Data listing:
Begin

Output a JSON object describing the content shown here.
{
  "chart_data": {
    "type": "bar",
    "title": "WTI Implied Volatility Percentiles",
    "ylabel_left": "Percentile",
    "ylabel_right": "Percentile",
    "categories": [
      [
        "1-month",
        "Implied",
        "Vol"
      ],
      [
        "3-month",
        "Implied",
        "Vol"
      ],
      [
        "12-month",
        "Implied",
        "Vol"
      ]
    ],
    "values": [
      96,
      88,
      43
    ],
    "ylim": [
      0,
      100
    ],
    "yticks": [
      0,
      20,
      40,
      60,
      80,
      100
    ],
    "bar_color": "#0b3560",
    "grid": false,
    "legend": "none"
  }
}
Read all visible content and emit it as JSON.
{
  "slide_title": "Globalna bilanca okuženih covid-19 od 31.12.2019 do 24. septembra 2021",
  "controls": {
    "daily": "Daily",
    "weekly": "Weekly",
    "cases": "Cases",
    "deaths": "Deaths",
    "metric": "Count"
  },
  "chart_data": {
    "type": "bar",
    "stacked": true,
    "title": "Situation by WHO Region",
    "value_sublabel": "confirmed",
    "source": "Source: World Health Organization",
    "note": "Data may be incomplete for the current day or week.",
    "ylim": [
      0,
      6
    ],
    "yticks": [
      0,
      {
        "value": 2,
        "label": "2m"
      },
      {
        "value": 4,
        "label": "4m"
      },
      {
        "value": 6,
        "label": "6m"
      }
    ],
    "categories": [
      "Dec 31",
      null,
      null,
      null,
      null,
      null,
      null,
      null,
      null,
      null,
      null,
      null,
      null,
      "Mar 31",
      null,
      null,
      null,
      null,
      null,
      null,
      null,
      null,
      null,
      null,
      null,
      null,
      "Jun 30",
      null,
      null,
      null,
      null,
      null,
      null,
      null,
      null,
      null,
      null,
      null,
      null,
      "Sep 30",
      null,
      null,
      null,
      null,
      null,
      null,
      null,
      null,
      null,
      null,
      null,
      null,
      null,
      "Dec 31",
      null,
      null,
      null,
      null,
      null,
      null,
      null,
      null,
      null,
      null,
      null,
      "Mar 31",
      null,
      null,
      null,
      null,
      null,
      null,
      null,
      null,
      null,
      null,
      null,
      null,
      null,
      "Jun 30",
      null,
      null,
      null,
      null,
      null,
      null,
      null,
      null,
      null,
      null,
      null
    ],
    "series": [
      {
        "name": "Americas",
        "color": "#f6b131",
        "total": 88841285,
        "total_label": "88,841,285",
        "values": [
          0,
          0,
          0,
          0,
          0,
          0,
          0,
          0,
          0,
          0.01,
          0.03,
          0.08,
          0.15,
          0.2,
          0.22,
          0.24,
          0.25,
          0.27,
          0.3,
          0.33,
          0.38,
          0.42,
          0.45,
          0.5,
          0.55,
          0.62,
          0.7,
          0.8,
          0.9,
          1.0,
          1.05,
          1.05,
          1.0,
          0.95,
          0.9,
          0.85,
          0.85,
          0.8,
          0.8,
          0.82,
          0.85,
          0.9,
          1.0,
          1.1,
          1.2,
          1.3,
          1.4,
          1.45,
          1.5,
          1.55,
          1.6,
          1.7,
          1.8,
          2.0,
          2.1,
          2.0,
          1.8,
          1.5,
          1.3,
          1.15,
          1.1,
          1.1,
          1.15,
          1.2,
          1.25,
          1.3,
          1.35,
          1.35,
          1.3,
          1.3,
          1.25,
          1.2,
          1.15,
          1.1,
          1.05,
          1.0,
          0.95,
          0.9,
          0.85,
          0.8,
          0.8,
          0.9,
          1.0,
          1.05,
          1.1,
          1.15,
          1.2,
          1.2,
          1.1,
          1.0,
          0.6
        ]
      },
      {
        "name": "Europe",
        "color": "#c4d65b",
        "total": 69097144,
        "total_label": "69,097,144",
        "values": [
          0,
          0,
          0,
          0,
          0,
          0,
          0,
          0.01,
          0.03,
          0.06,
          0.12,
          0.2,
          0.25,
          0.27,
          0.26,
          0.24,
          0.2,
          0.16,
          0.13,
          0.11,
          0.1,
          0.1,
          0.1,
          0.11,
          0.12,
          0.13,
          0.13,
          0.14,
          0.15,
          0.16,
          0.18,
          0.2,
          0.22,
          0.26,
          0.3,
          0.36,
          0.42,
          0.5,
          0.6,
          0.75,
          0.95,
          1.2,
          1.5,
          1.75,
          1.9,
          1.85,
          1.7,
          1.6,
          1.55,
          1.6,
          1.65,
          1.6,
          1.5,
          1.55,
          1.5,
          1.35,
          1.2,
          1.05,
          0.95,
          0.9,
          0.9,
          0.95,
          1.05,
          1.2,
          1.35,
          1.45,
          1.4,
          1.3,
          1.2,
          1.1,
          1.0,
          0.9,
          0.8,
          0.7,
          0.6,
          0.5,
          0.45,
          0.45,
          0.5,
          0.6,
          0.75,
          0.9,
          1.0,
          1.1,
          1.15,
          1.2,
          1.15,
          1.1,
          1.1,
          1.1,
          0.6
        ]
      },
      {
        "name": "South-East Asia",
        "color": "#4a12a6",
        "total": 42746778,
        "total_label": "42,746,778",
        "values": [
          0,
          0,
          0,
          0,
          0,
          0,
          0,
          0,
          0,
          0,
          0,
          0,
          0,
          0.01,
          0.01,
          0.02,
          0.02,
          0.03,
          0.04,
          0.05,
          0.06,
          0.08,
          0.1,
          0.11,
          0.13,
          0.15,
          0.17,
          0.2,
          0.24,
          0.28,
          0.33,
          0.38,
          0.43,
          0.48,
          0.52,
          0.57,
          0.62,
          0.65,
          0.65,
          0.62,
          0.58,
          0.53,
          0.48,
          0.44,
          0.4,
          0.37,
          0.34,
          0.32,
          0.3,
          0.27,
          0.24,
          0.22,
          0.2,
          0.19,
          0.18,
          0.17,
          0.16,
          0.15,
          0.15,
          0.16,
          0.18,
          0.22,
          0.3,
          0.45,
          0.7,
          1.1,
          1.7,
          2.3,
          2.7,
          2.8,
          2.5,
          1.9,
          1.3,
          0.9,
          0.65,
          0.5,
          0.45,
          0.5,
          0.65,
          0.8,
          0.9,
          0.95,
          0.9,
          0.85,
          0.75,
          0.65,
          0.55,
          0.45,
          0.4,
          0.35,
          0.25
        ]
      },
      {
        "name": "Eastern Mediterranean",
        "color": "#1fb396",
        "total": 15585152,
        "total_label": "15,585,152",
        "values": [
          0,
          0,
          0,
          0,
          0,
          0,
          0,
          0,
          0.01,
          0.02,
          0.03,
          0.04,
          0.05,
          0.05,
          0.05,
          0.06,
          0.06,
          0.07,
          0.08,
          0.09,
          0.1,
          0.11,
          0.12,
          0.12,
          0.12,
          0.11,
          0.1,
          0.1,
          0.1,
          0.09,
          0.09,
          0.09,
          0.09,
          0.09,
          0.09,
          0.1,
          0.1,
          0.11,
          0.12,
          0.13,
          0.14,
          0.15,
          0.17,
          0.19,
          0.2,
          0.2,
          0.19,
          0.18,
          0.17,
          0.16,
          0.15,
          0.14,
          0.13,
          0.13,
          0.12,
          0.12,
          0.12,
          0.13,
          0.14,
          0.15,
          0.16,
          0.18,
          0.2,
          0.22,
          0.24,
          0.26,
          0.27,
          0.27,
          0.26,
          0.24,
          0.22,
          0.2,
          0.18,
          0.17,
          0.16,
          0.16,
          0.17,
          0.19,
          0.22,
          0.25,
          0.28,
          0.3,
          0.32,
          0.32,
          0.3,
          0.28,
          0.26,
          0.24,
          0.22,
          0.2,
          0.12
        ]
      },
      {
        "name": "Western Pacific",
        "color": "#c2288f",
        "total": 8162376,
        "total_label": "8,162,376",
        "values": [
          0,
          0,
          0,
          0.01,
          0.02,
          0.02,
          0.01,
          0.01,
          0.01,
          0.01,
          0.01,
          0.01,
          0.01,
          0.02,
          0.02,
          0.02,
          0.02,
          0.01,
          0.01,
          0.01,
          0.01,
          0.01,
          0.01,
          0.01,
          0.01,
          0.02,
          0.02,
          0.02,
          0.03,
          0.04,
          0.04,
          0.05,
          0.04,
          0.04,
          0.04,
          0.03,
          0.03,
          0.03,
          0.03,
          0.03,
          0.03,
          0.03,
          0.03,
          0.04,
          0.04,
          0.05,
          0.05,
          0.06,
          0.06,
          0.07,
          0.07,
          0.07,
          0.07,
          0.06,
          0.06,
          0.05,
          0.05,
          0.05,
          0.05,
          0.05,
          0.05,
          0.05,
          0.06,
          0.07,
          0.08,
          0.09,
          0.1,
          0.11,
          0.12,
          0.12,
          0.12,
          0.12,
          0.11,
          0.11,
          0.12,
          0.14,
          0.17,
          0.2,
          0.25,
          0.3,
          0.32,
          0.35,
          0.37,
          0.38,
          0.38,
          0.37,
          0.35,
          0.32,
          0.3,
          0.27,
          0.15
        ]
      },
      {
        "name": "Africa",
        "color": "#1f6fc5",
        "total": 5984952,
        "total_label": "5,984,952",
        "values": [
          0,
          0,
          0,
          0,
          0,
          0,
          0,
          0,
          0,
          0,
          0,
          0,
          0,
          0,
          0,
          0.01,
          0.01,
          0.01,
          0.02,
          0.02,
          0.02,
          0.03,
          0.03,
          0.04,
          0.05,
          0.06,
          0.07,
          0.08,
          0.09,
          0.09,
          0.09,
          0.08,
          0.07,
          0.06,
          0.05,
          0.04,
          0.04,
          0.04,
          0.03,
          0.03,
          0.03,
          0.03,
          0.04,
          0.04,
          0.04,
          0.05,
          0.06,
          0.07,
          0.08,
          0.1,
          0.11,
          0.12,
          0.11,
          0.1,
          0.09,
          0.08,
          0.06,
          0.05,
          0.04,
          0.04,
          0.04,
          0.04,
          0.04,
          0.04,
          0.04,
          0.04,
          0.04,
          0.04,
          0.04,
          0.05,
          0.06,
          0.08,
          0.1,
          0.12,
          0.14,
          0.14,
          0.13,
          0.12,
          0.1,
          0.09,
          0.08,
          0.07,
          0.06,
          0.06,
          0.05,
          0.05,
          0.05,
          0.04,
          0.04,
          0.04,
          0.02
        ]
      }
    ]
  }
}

End

EXERCISE BRIEF: What is the number of lines in the listing that include the word "content"? Give that number and nothing else.

RIGHT ANSWER: 2